__Dataset entries__:
────────────────
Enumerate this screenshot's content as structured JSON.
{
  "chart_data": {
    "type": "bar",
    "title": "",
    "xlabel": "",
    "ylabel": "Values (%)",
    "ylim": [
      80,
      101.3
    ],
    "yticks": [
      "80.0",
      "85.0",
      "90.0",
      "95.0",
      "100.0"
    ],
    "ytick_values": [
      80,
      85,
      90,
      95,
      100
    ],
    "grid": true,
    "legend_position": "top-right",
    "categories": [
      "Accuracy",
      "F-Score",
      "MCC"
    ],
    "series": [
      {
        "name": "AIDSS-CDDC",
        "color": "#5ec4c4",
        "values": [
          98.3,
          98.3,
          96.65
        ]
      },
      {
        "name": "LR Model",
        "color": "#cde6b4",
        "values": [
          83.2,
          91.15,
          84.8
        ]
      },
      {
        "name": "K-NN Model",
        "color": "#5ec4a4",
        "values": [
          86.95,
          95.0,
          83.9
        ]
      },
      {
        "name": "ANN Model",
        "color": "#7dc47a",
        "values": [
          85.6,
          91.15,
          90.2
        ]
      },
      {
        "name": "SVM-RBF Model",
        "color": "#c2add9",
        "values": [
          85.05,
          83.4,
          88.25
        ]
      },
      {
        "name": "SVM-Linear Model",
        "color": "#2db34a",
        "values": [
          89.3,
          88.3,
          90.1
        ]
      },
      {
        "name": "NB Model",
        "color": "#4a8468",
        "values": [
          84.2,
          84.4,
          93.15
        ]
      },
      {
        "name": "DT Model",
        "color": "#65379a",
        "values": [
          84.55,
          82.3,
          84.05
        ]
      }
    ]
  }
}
────────────────
__What you will do__:
Every entry above needs to be quoted exactly.

__Answer to this task__:
Enumerate this screenshot's content as structured JSON.
{
  "chart_data": {
    "type": "bar",
    "title": "",
    "xlabel": "",
    "ylabel": "Values (%)",
    "ylim": [
      80,
      101.3
    ],
    "yticks": [
      "80.0",
      "85.0",
      "90.0",
      "95.0",
      "100.0"
    ],
    "ytick_values": [
      80,
      85,
      90,
      95,
      100
    ],
    "grid": true,
    "legend_position": "top-right",
    "categories": [
      "Accuracy",
      "F-Score",
      "MCC"
    ],
    "series": [
      {
        "name": "AIDSS-CDDC",
        "color": "#5ec4c4",
        "values": [
          98.3,
          98.3,
          96.65
        ]
      },
      {
        "name": "LR Model",
        "color": "#cde6b4",
        "values": [
          83.2,
          91.15,
          84.8
        ]
      },
      {
        "name": "K-NN Model",
        "color": "#5ec4a4",
        "values": [
          86.95,
          95.0,
          83.9
        ]
      },
      {
        "name": "ANN Model",
        "color": "#7dc47a",
        "values": [
          85.6,
          91.15,
          90.2
        ]
      },
      {
        "name": "SVM-RBF Model",
        "color": "#c2add9",
        "values": [
          85.05,
          83.4,
          88.25
        ]
      },
      {
        "name": "SVM-Linear Model",
        "color": "#2db34a",
        "values": [
          89.3,
          88.3,
          90.1
        ]
      },
      {
        "name": "NB Model",
        "color": "#4a8468",
        "values": [
          84.2,
          84.4,
          93.15
        ]
      },
      {
        "name": "DT Model",
        "color": "#65379a",
        "values": [
          84.55,
          82.3,
          84.05
        ]
      }
    ]
  }
}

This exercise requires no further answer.